Return each line holding the string "甘肃药业集团科技创新研究院有限公司".

▶ _Extracted data entries_:
============

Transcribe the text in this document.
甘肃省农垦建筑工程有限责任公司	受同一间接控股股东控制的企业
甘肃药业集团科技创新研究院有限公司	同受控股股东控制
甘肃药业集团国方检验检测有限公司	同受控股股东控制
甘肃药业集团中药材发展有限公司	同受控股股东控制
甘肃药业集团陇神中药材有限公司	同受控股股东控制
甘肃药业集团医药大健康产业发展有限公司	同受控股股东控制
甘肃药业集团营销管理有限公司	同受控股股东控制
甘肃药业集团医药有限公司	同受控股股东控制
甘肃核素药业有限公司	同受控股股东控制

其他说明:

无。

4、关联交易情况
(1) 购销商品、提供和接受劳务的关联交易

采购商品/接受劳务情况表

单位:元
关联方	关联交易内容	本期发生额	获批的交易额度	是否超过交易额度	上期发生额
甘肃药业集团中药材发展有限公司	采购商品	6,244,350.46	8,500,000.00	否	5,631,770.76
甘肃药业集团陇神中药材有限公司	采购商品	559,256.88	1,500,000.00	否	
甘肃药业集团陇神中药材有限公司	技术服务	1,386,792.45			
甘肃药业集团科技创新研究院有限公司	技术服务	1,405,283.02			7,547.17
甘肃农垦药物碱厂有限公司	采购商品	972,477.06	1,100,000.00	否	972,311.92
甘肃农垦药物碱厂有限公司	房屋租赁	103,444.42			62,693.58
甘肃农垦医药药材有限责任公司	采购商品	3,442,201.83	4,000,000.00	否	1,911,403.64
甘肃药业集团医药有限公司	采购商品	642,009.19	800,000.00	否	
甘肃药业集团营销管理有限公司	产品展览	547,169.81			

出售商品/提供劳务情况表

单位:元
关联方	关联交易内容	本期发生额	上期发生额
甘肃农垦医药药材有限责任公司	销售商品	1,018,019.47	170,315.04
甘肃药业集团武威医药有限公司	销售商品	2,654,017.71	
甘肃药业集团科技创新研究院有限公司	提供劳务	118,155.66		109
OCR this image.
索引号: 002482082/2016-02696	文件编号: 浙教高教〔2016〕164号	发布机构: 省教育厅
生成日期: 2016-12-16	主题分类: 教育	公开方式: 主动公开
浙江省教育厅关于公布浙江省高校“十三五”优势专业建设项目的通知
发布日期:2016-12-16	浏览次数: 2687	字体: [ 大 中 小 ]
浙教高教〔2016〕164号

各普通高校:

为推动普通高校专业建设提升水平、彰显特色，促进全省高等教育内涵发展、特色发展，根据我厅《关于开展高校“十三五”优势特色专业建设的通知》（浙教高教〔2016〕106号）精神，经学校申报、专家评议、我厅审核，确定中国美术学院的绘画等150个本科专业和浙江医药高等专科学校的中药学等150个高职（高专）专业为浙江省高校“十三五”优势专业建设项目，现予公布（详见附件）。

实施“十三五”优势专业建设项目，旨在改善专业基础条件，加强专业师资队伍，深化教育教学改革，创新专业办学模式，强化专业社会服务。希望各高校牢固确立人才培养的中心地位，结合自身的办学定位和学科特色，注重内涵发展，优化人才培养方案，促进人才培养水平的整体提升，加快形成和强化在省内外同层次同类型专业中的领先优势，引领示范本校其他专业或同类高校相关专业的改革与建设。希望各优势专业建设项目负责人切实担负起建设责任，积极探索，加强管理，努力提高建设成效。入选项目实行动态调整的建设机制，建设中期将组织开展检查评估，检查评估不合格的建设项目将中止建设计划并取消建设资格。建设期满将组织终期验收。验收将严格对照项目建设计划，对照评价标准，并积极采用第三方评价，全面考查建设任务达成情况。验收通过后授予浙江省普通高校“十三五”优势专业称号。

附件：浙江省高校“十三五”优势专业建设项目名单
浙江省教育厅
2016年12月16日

============

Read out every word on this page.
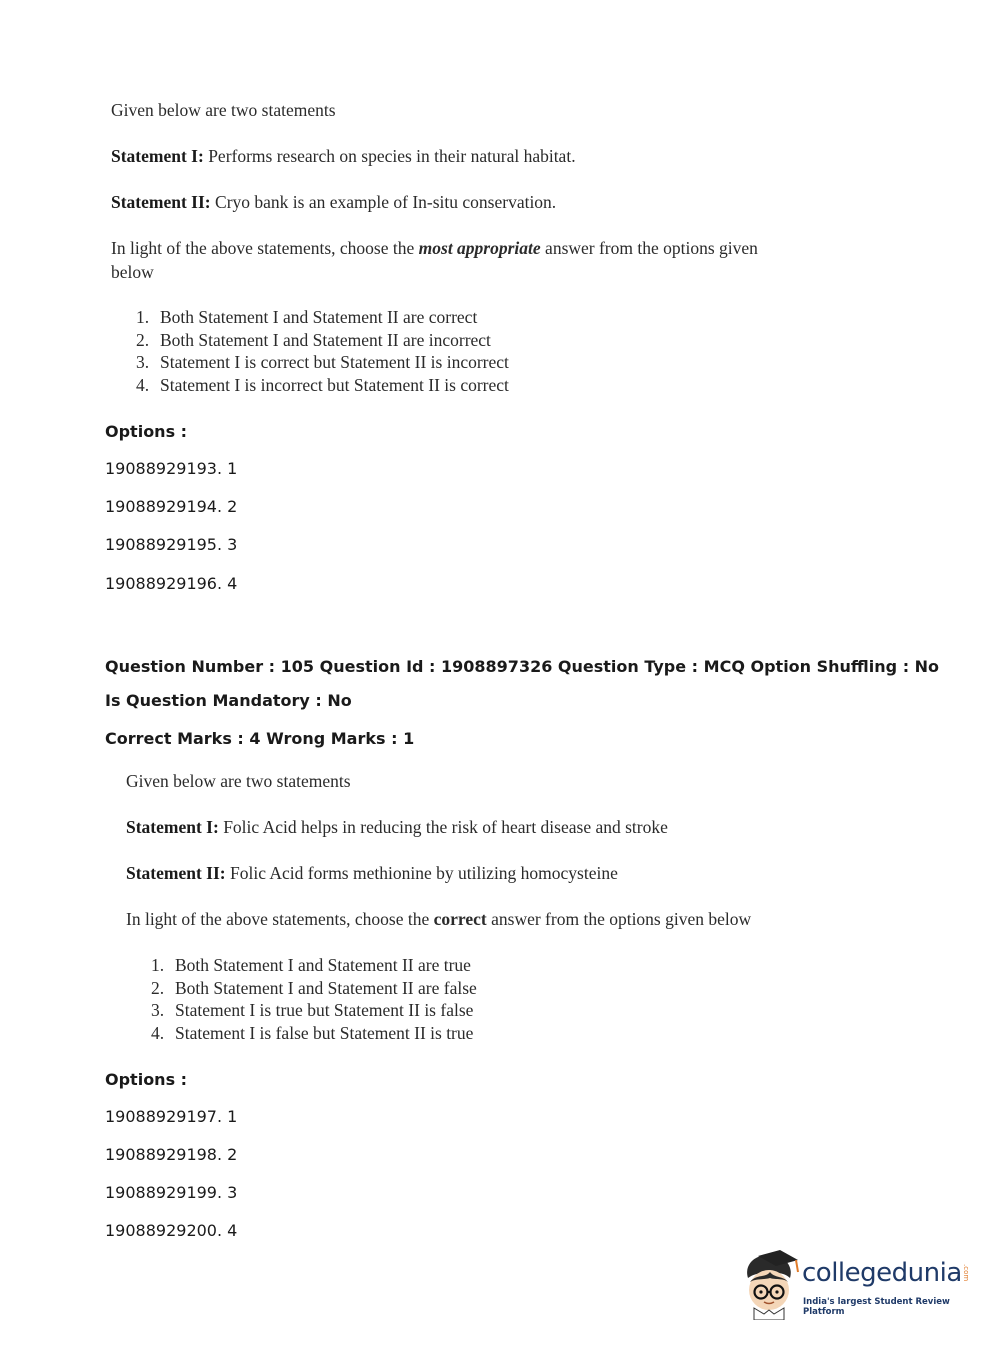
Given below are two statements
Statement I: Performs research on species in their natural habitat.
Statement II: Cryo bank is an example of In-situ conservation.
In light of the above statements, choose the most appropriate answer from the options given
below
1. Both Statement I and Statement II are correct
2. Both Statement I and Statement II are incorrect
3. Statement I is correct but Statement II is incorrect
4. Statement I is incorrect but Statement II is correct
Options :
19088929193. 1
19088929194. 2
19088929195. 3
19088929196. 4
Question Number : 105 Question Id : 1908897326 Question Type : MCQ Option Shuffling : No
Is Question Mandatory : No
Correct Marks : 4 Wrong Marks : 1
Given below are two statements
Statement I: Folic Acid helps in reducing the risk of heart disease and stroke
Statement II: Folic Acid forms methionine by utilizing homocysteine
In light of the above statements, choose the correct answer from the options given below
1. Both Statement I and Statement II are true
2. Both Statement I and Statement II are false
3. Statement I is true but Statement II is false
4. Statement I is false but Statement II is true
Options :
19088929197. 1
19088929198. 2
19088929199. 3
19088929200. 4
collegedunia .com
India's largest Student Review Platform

============

▶ _EXERCISE RESULT_:
甘肃药业集团科技创新研究院有限公司	同受控股股东控制
甘肃药业集团科技创新研究院有限公司	技术服务	1,405,283.02			7,547.17
甘肃药业集团科技创新研究院有限公司	提供劳务	118,155.66		109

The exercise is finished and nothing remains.